▶ **The request**
Only lines holding the string "Frequency" are wanted; copy each one from the material.

▶ **Excerpted data**
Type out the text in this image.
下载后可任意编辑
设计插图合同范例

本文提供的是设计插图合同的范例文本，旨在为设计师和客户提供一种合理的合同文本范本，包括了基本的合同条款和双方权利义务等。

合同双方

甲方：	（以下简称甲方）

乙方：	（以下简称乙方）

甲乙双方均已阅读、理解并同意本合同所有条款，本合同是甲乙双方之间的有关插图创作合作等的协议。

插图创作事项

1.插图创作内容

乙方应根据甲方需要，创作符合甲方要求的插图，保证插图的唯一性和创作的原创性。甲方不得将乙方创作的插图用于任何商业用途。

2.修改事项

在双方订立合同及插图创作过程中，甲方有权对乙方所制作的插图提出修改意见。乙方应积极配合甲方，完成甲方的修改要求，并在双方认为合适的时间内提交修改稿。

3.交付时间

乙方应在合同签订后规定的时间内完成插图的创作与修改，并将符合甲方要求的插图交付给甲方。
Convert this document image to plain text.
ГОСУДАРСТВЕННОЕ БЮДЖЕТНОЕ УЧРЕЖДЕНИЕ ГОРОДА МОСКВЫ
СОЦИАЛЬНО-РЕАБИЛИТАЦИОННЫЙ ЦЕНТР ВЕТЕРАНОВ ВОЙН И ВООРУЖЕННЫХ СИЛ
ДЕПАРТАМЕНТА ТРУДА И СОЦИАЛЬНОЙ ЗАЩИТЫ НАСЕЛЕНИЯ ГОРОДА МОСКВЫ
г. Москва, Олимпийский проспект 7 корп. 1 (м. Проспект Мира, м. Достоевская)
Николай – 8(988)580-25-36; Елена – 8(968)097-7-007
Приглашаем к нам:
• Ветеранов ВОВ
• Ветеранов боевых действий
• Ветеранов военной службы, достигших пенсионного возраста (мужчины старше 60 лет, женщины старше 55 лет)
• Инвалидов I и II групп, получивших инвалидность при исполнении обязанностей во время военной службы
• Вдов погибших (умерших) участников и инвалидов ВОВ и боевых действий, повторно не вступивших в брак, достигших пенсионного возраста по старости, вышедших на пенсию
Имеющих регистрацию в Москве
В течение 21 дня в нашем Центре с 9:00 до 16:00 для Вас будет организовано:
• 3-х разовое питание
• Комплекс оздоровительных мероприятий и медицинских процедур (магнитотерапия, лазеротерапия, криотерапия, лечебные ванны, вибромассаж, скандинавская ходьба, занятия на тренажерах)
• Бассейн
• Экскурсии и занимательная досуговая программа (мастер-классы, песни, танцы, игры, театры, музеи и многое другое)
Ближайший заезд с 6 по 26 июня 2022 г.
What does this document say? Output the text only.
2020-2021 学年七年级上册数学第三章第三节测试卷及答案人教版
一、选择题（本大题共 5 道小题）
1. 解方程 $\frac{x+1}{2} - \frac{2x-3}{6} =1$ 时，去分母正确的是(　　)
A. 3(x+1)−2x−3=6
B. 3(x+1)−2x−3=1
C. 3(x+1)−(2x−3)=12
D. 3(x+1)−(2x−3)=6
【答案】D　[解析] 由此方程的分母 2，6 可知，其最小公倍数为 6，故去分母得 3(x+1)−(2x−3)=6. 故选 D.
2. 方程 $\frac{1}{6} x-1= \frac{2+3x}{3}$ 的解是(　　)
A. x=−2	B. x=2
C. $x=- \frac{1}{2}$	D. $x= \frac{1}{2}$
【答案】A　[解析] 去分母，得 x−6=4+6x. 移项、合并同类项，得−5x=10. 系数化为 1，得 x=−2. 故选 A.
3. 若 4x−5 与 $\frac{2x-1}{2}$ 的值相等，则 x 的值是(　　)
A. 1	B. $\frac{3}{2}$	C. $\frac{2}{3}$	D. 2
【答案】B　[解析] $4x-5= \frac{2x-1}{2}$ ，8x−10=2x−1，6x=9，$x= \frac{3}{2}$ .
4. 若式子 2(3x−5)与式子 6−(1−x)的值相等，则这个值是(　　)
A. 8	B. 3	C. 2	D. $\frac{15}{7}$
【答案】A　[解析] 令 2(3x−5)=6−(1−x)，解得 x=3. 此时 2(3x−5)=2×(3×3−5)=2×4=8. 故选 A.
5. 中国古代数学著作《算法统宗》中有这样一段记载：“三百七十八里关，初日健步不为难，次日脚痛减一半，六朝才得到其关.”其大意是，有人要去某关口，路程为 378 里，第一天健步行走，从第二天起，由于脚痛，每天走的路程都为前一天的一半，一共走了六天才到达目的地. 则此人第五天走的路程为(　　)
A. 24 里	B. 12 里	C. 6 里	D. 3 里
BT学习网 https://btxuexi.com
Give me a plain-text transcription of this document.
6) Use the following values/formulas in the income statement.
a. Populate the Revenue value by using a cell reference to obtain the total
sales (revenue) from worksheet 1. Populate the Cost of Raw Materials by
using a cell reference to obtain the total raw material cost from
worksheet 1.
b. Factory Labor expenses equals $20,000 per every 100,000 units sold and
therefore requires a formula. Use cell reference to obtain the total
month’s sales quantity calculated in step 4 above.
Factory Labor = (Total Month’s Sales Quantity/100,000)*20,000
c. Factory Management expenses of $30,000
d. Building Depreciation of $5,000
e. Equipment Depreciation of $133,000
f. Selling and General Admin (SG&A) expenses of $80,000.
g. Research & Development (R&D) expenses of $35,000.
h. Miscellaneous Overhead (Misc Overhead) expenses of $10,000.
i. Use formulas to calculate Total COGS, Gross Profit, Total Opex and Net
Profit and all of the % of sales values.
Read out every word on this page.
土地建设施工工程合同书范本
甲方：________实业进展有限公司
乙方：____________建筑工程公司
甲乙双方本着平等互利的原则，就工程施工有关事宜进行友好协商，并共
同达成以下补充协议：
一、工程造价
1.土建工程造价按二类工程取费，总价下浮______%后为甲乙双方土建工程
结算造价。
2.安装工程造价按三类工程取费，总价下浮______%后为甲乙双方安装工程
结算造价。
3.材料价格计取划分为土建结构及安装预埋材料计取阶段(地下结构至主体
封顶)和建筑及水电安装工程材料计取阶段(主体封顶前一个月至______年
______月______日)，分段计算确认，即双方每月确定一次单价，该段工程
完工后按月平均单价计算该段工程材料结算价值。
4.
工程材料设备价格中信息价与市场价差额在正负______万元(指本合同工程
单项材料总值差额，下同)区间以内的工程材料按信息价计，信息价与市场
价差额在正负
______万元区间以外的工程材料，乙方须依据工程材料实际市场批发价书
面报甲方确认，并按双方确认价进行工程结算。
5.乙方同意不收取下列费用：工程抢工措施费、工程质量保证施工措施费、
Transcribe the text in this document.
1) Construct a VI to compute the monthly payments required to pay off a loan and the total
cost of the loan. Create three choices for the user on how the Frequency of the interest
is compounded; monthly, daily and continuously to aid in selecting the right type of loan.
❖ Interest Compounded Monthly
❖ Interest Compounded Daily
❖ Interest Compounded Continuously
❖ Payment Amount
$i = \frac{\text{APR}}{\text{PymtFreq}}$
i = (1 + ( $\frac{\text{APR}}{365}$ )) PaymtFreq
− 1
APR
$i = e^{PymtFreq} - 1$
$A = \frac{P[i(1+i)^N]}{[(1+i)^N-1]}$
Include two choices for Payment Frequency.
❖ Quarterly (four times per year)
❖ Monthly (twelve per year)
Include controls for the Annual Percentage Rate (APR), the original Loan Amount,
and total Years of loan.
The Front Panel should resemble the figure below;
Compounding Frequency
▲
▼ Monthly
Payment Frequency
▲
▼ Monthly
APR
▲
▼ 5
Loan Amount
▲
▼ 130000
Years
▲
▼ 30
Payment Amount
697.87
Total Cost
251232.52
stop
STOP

▶ **Expected output**
cost of the loan. Create three choices for the user on how the Frequency of the interest
Include two choices for Payment Frequency.
Compounding Frequency
Payment Frequency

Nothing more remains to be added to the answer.